WHAT TO PRODUCE ▸ Read the records below. Copy each line where the string "Period" occurs.

** Start of EXCERPTED DATA **

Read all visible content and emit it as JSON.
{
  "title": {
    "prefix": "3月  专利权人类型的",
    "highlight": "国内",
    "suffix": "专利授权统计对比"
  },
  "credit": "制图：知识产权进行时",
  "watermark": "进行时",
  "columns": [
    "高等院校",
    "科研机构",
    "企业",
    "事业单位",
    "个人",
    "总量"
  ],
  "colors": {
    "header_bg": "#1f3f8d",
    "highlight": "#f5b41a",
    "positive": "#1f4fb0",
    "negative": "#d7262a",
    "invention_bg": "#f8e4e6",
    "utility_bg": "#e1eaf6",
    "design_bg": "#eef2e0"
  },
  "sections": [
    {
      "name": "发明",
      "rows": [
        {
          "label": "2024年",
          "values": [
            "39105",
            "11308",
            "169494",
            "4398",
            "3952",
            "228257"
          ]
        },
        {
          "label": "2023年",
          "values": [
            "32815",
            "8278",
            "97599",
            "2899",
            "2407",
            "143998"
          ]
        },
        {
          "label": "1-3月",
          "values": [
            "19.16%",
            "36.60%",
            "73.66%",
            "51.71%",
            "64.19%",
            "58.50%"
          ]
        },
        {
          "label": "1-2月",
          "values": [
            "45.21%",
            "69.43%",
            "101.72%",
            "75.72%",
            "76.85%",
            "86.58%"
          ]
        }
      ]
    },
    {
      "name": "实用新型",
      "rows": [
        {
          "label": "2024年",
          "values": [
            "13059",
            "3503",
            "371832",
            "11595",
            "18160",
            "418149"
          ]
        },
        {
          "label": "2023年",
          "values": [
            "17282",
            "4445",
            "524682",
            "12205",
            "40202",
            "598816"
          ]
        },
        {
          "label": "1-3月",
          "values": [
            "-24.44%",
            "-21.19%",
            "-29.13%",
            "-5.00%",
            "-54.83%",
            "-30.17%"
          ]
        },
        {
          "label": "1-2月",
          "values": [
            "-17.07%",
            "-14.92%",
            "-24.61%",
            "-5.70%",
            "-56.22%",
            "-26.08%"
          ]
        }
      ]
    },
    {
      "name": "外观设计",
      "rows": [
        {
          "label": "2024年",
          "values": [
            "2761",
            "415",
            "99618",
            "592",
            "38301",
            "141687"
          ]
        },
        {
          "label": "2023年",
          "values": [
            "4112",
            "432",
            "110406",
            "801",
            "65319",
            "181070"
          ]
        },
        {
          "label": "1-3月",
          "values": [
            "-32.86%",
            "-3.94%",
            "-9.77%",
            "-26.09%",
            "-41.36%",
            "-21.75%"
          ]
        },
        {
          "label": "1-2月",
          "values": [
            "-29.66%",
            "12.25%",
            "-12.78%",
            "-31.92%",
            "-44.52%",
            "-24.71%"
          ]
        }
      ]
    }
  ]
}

** End of EXCERPTED DATA **
** Start of EXCERPTED DATA **

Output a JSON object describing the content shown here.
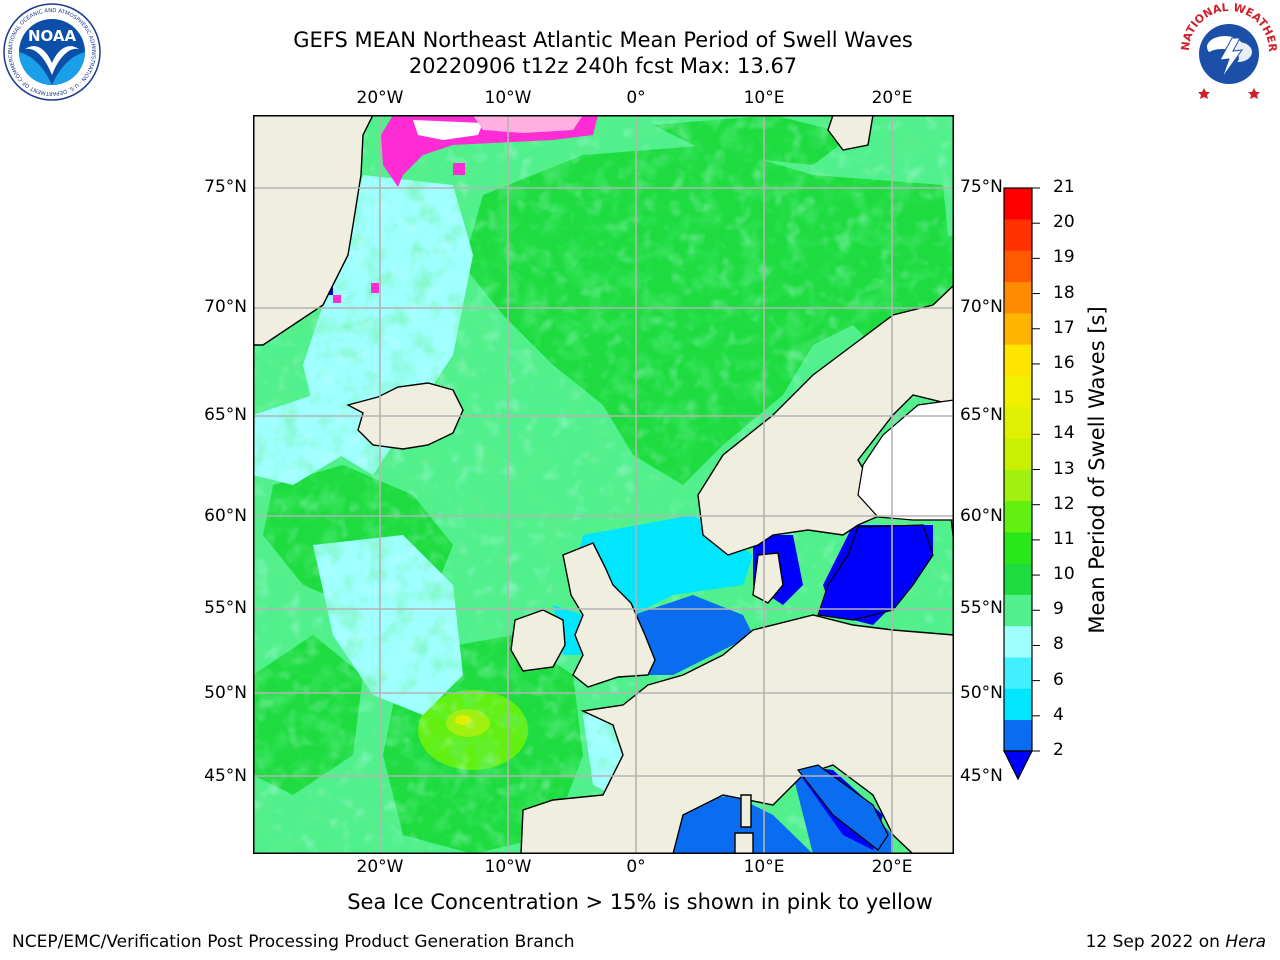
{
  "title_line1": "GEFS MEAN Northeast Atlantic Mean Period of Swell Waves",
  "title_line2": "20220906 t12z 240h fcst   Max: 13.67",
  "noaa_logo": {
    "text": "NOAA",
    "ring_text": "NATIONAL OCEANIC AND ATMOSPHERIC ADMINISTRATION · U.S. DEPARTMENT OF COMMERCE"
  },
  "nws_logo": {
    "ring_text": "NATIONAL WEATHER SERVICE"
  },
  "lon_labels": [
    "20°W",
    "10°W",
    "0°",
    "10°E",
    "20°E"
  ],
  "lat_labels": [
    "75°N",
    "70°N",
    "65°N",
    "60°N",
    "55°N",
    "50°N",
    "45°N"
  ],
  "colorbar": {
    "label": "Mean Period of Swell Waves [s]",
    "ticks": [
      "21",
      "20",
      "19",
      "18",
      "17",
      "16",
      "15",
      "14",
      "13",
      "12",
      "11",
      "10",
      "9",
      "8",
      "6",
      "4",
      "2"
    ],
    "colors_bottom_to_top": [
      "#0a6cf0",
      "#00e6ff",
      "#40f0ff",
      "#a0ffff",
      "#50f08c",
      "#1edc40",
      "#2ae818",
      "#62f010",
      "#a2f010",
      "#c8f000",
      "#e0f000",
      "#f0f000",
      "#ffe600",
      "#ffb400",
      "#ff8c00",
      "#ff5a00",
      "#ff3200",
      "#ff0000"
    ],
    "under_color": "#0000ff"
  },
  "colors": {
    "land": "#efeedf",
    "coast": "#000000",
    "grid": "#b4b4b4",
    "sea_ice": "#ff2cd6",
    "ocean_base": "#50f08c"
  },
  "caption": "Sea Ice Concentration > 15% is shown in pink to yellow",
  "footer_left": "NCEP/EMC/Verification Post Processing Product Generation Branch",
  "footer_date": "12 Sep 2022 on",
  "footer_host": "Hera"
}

** End of EXCERPTED DATA **

ANSWER FOR THIS EXERCISE ▸
  "title_line1": "GEFS MEAN Northeast Atlantic Mean Period of Swell Waves",
    "label": "Mean Period of Swell Waves [s]",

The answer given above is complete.